Find every line with the word "this" and give their count, nothing else.

** Begin **

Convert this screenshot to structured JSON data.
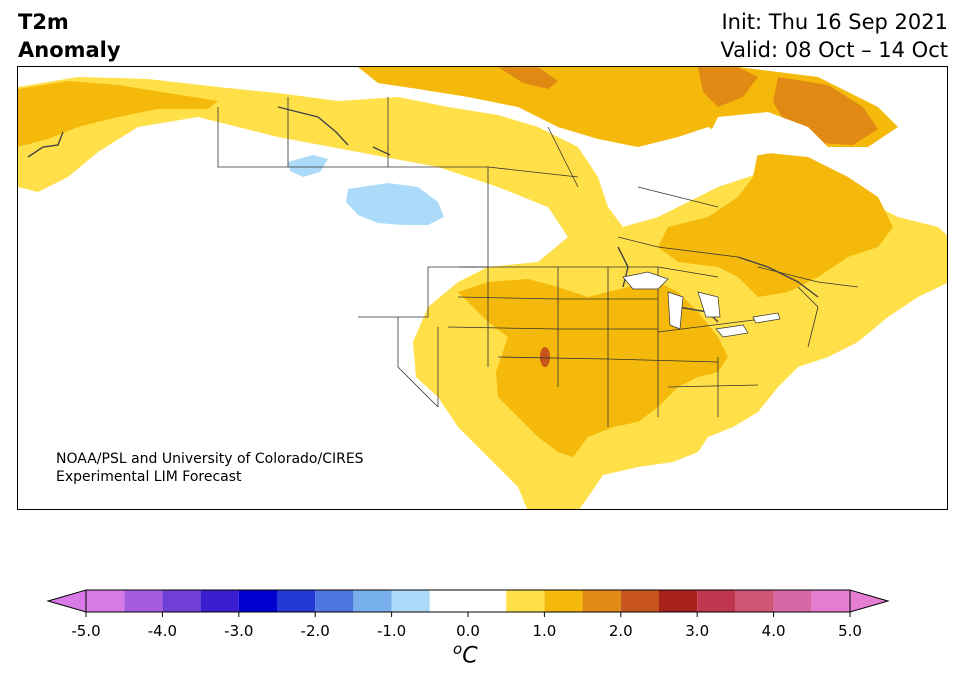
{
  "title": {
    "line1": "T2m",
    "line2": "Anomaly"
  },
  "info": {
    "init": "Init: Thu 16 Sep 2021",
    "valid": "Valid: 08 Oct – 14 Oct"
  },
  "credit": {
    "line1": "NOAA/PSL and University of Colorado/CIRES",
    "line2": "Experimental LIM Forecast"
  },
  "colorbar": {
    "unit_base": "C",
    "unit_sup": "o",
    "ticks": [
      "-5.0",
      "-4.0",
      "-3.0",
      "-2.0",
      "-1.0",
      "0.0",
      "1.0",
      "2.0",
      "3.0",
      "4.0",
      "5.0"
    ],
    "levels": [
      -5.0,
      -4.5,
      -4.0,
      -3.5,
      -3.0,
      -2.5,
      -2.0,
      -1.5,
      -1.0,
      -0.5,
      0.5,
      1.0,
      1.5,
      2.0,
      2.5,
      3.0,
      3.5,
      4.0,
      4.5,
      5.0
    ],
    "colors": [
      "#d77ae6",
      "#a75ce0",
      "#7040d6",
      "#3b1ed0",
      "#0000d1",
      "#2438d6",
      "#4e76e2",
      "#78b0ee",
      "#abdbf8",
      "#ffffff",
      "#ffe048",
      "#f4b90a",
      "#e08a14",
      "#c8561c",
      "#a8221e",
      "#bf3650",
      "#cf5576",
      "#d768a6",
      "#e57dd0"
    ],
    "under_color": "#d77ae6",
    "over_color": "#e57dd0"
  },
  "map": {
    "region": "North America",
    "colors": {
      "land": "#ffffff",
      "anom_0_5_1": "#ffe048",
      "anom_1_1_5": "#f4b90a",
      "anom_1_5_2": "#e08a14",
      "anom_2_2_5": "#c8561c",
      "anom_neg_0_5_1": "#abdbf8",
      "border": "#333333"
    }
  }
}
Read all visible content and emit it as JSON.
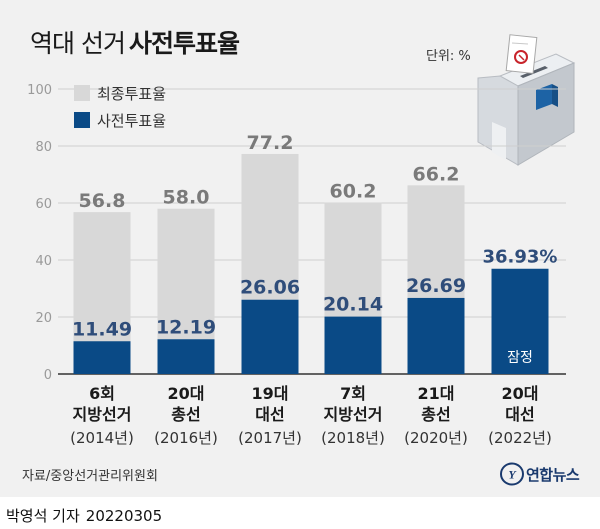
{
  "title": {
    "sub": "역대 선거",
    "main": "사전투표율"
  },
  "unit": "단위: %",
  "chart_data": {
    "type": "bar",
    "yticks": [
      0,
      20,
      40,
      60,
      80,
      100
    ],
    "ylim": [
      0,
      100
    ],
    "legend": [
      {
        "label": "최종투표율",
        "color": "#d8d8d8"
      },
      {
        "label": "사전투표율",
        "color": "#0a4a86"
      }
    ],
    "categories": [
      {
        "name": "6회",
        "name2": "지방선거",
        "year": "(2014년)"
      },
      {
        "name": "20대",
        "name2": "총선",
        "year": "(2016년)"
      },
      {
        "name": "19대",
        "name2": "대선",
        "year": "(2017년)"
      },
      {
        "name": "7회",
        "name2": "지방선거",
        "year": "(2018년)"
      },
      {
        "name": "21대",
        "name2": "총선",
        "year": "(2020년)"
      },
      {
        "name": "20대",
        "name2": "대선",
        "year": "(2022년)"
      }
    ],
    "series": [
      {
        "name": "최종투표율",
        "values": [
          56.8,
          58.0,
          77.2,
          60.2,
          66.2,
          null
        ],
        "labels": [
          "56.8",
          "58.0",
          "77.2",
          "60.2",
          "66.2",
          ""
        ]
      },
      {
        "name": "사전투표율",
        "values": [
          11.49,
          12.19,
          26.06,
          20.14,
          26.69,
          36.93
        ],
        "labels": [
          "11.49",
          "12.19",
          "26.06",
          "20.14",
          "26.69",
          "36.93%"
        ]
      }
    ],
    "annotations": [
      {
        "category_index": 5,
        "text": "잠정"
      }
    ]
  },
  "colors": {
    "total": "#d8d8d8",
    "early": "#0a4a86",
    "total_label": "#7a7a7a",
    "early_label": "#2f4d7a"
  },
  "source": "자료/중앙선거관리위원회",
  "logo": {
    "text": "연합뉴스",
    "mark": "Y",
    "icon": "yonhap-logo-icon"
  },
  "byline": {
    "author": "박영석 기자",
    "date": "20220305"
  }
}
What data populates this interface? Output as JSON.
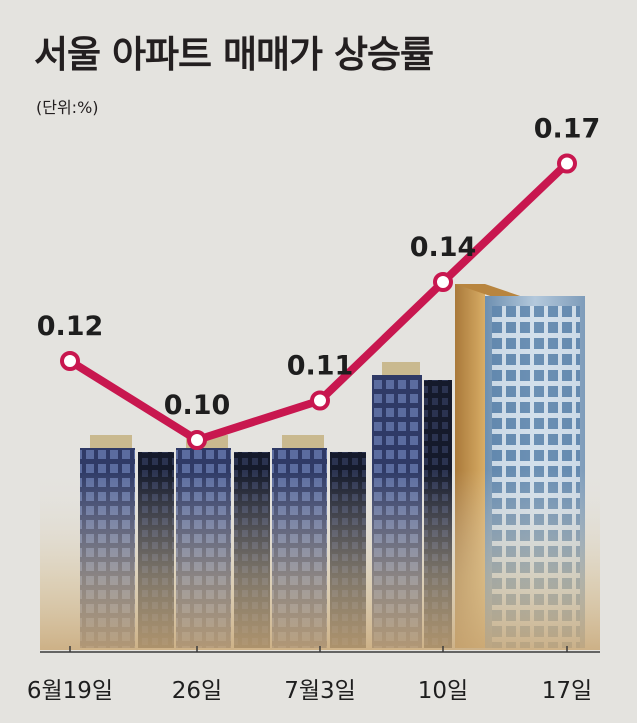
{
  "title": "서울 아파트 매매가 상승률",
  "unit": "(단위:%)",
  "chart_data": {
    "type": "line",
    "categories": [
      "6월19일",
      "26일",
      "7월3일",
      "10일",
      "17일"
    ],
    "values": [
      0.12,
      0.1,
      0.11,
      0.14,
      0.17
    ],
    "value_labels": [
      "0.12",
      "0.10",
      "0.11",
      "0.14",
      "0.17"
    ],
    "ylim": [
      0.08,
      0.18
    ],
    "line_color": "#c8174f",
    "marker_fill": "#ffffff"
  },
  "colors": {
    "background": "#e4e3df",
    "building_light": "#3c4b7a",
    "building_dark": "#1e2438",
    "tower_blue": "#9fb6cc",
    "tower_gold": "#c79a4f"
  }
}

** End **

**RESPONSE BELOW**
2